--- ОТРЫВОК ТЕКСТА ---

Прислав мне и жене моей свою книгу "Где мой дом?", он знаменательно надписал на ней: "Русским-русским от русского-русского К. Бальмонта". Сейчас он окунулся в стихию славянского мира и привольно в ней купается. Едва ли кто другой сделал столько для ознакомления русских с поэтическою мыслью братьев-славян. Он -- как бы живое олицетворение идеи, что русский гений есть всеславянский гений.
Жребий всемирного путешественника выпал и Ивану Алексеевичу Бунину, королю нашей современной художественной прозы. Великою надеждою русской литературы Бунин был с первого появления в ней тридцать лет тому назад. В своем предсмертном письме ко мне Антон Чехов указывал в Бунине своего преемника (за "Чернозем"). Академия поспешила раскрыть пред Буниным свои двери задолго до всяких юбилейных сроков, помнится, на пятнадцатом году его деятельности. Словом, признание Бунина литературным светилом дело давнее, дореволюционное и довоенное.
Но только в эмиграции гений Бунина явил нам всю свою мощь и многогранность, весь свой блеск и беспредельно широкий охват. Молодой Бунин вышел из русла Тургенева, но оно уже давно стало тесно. Его стихия шире, сильнее и, так сказать, телеснее тургеневской. Все расширяясь, поток Бунина вторично образует на течении русской литературы таинственное озеро, подобное тому, каким разливалось художество Льва Толстого.
Современный Бунин -- как бы и синтез русской литературной мысли по крайней мере за три четверти века. Спокойный, мудрый, чудотворно разнообразный, он весь и всегда свой, никогда никому не подражает, а между тем в нем, как лучи в общем фокусе, сошлись и слились все. Изучать Бунина в зарубежном периоде -- значит видеть пред собою все положительные стороны русской художественной прозы, начиная чуть не с Пушкина, потому что даже волшебная тайна пушкинского лаконизма усвоена и использована им с чутьем и мастерством, какие редко кому давались из последователей поэта. Бальмонт когда-то, в дни пылкой юности, обмолвился гордым стихом: "Предо мной все другие поэты -- предтечи". Бунин с полным правом мог бы сказать то же самое о всех наших значительных прозаиках. Все они его учители и все догнаны или превзойдены им в каком-нибудь из оригинальных опытов, которыми он так несметно богат.
Пушкина звали Протеем за необыкновенную способность отвечать каждой осветившей его идее точною формою. В Бунине мы имеем подобного же Протея. В своих чудотворных преображениях он иногда представляется мне каким-то колдуном, который, по пословице, не только видит каждого человека насквозь, но и землю под ним на три аршина. Такая прозорливость не всем приятна, и колдунов за нее больше уважают и боятся, чем любят. Бунину это знакомо. Семнадцать лет тому назад он был почти проклят русской интеллигенцией за пессимистическое суждение о русском крестьянине в мрачной книге "Деревня". Однако большевицкая революция оправдала угрюмые пророчества Бунина от слова до слова, с тою же страшною и горестною точностью, как оправдались апокалиптические "Бесы" Достоевского, тоже возмутительные для современной им интеллигенции и еще долго потом.

--- ВЫДЕРЖКИ ИЗ ДАННЫХ ---

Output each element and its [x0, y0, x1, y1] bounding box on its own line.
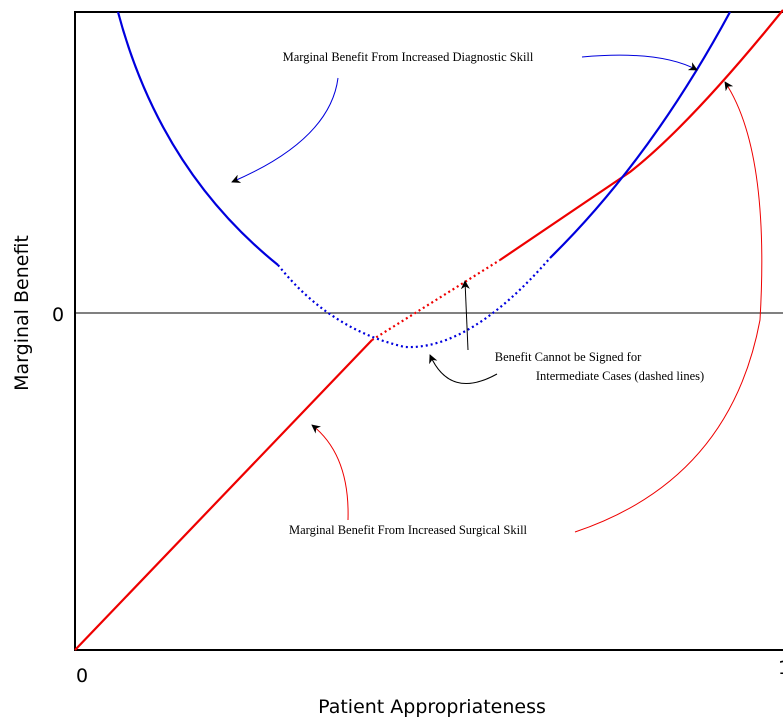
y-axis-label: Marginal Benefit — [11, 235, 33, 391]
arrow — [429, 354, 498, 384]
surgical-curve — [74, 339, 373, 651]
annotation: Intermediate Cases (dashed lines) — [536, 369, 704, 383]
annotation: Marginal Benefit From Increased Surgical… — [289, 523, 528, 537]
arrow — [574, 81, 763, 533]
x-tick-label: 0 — [76, 665, 88, 687]
annotation: Benefit Cannot be Signed for — [495, 350, 642, 364]
x-axis-label: Patient Appropriateness — [318, 696, 546, 718]
arrow — [460, 280, 470, 351]
diagnostic-curve-dashed — [277, 257, 551, 349]
arrow — [311, 424, 349, 521]
y-tick-label: 0 — [52, 304, 64, 326]
surgical-curve-dashed — [371, 259, 501, 341]
diagnostic-curve — [116, 11, 279, 266]
x-tick-label: 1 — [778, 657, 783, 679]
surgical-curve — [499, 9, 783, 261]
arrow — [231, 77, 339, 183]
plot-frame — [74, 11, 783, 651]
diagnostic-curve — [549, 11, 731, 259]
annotation: Marginal Benefit From Increased Diagnost… — [283, 50, 534, 64]
arrow — [581, 54, 698, 71]
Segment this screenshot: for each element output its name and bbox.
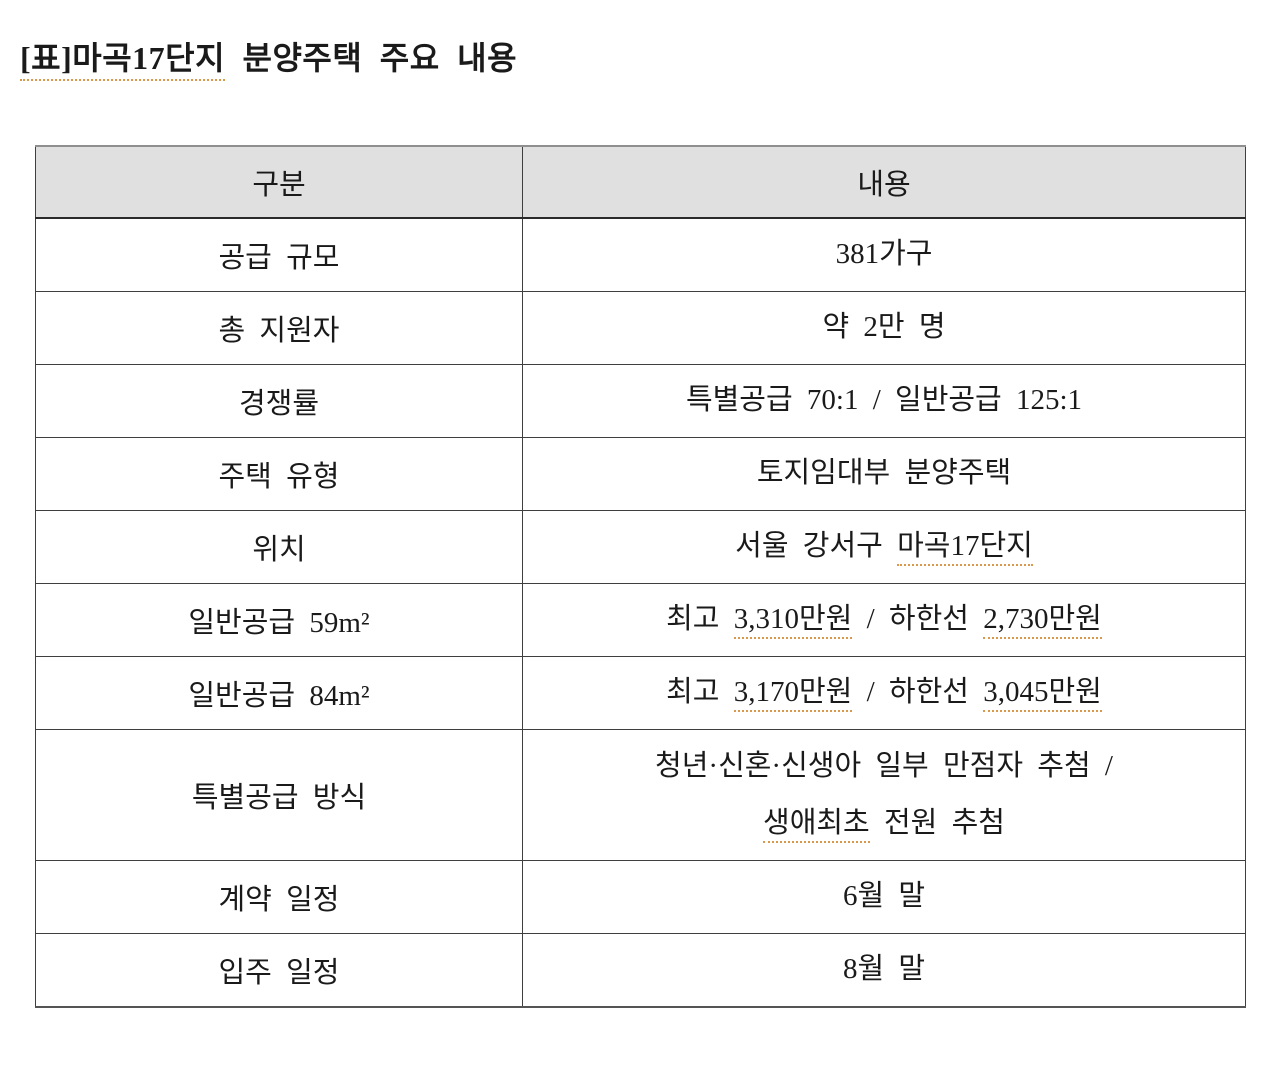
title-rest-text: 분양주택 주요 내용 <box>225 40 518 76</box>
row-value-cell: 381가구 <box>522 217 1246 292</box>
row-label-cell: 총 지원자 <box>35 291 523 365</box>
table-row: 경쟁률 특별공급 70:1 / 일반공급 125:1 <box>35 364 1246 438</box>
row-label-cell: 위치 <box>35 510 523 584</box>
column-header-content: 내용 <box>522 145 1246 219</box>
row-label-cell: 일반공급 59m² <box>35 583 523 657</box>
title-underlined-text: [표]마곡17단지 <box>20 40 226 81</box>
value-line: 서울 강서구 마곡17단지 <box>523 530 1245 567</box>
value-text: 최고 <box>666 676 734 709</box>
spellcheck-underlined-text: 3,045만원 <box>983 676 1102 713</box>
value-line: 생애최초 전원 추첨 <box>523 807 1245 843</box>
value-text: 특별공급 70:1 / 일반공급 125:1 <box>685 384 1083 417</box>
spellcheck-underlined-text: 2,730만원 <box>983 603 1102 640</box>
page-title: [표]마곡17단지 분양주택 주요 내용 <box>20 33 518 81</box>
row-value-cell: 최고 3,310만원 / 하한선 2,730만원 <box>522 583 1246 657</box>
row-value-cell: 6월 말 <box>522 860 1246 934</box>
value-text: 토지임대부 분양주택 <box>756 457 1012 490</box>
row-value-cell: 8월 말 <box>522 933 1246 1008</box>
value-text: / 하한선 <box>852 676 984 709</box>
value-text: 약 2만 명 <box>822 311 946 344</box>
row-label-cell: 경쟁률 <box>35 364 523 438</box>
row-label-cell: 주택 유형 <box>35 437 523 511</box>
table-row: 공급 규모 381가구 <box>35 217 1246 292</box>
row-value-cell: 청년·신혼·신생아 일부 만점자 추첨 / 생애최초 전원 추첨 <box>522 729 1246 861</box>
table-row: 위치 서울 강서구 마곡17단지 <box>35 510 1246 584</box>
row-value-cell: 서울 강서구 마곡17단지 <box>522 510 1246 584</box>
value-text: 381가구 <box>835 238 933 271</box>
value-line: 특별공급 70:1 / 일반공급 125:1 <box>523 384 1245 417</box>
row-value-cell: 최고 3,170만원 / 하한선 3,045만원 <box>522 656 1246 730</box>
spellcheck-underlined-text: 3,170만원 <box>733 676 853 713</box>
row-label-cell: 일반공급 84m² <box>35 656 523 730</box>
table-row: 일반공급 59m² 최고 3,310만원 / 하한선 2,730만원 <box>35 583 1246 657</box>
table-header-row: 구분 내용 <box>35 145 1246 219</box>
table-row: 일반공급 84m² 최고 3,170만원 / 하한선 3,045만원 <box>35 656 1246 730</box>
value-line: 6월 말 <box>523 880 1245 913</box>
value-line: 8월 말 <box>523 953 1245 986</box>
spellcheck-underlined-text: 마곡17단지 <box>897 530 1033 567</box>
value-line: 청년·신혼·신생아 일부 만점자 추첨 / <box>523 750 1245 783</box>
value-text: 최고 <box>666 603 734 636</box>
value-line: 약 2만 명 <box>523 311 1245 344</box>
row-value-cell: 약 2만 명 <box>522 291 1246 365</box>
row-value-cell: 토지임대부 분양주택 <box>522 437 1246 511</box>
table-row: 주택 유형 토지임대부 분양주택 <box>35 437 1246 511</box>
row-label-cell: 특별공급 방식 <box>35 729 523 861</box>
table-row: 총 지원자 약 2만 명 <box>35 291 1246 365</box>
table-row: 입주 일정 8월 말 <box>35 933 1246 1008</box>
value-line: 최고 3,170만원 / 하한선 3,045만원 <box>523 676 1245 713</box>
table-row: 특별공급 방식 청년·신혼·신생아 일부 만점자 추첨 / 생애최초 전원 추첨 <box>35 729 1246 861</box>
value-text: / 하한선 <box>852 603 984 636</box>
spellcheck-underlined-text: 생애최초 <box>763 807 870 843</box>
value-text: 6월 말 <box>842 880 926 913</box>
value-text: 청년·신혼·신생아 일부 만점자 추첨 / <box>655 749 1113 782</box>
value-text: 서울 강서구 <box>735 530 898 563</box>
row-label-cell: 공급 규모 <box>35 217 523 292</box>
table-row: 계약 일정 6월 말 <box>35 860 1246 934</box>
row-value-cell: 특별공급 70:1 / 일반공급 125:1 <box>522 364 1246 438</box>
row-label-cell: 입주 일정 <box>35 933 523 1008</box>
value-line: 최고 3,310만원 / 하한선 2,730만원 <box>523 603 1245 640</box>
value-text: 8월 말 <box>842 953 926 986</box>
row-label-cell: 계약 일정 <box>35 860 523 934</box>
value-line: 381가구 <box>523 238 1245 271</box>
spellcheck-underlined-text: 3,310만원 <box>733 603 853 640</box>
column-header-category: 구분 <box>35 145 523 219</box>
value-text: 전원 추첨 <box>869 807 1005 839</box>
value-line: 토지임대부 분양주택 <box>523 457 1245 490</box>
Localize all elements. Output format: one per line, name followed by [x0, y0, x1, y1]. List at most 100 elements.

---

СПИСОК ЗАДАНИЙ
a: Ответьте на вопросы по отрывку о Бальмонте и Бунине:
(i) Какую книгу Бальмонт прислал автору и его жене?
(ii) За какое произведение Чехов в предсмертном письме назвал Бунина своим преемником?
(iii) За какую книгу русская интеллигенция семнадцать лет назад почти прокляла Бунина?
b: Продолжите отрывок о Бальмонте и Бунине после его последней фразы.
Строки для работы не понадобятся.

ОТВЕТЫ
a:
(i) «Где мой дом?»
(ii) «Чернозем».
(iii) «Деревня».

b:
И сейчас Бунин иногда подвергается нападкам как писатель, мало внимания уделяющий интересам современности: годам войны и революции, эмигрантскому быту, вообще социально-политическому дню.
Нападки эти несправедливы фактически, потому что из-под пера Бунина вышел грозный дневник "Окаянных дней" -- неизгладимое клеймо "на много лиц бесстыдно бледных, на много лбов широко-медных"; а каждое публичное выступление писателя как оратора гремит анафемой злодеям России: большевикам и их угодникам-соглашателям.
Несправедливы и принципиально. Было бы истинно прискорбно, если бы Бунин часто отрывался от своего художественного труда для полемической публицистики и социально-политических проповедей, как бы прекрасны ни были их цели.
Да не повторится горькая ошибка Льва Толстого! Бунин тоже философ, но знает и твердо верует, что философия художника должна говорить с массами средствами его искусства, а не отречением от них для проповеднической схематизации с навязчивым дидактизмом.
За время эмиграции Бунин напечатал "Господина из Сан-Франциско", "Митину любовь", "Цикады", "Иду", "Дело корнета Елагина", несколько сборников мелких рассказов и стихов. Ни одно из этих произведений не касается текущей современности, однако каждое принималось с таким страстным вниманием, словно автор предлагал публике острейшие памфлеты на злобу дня.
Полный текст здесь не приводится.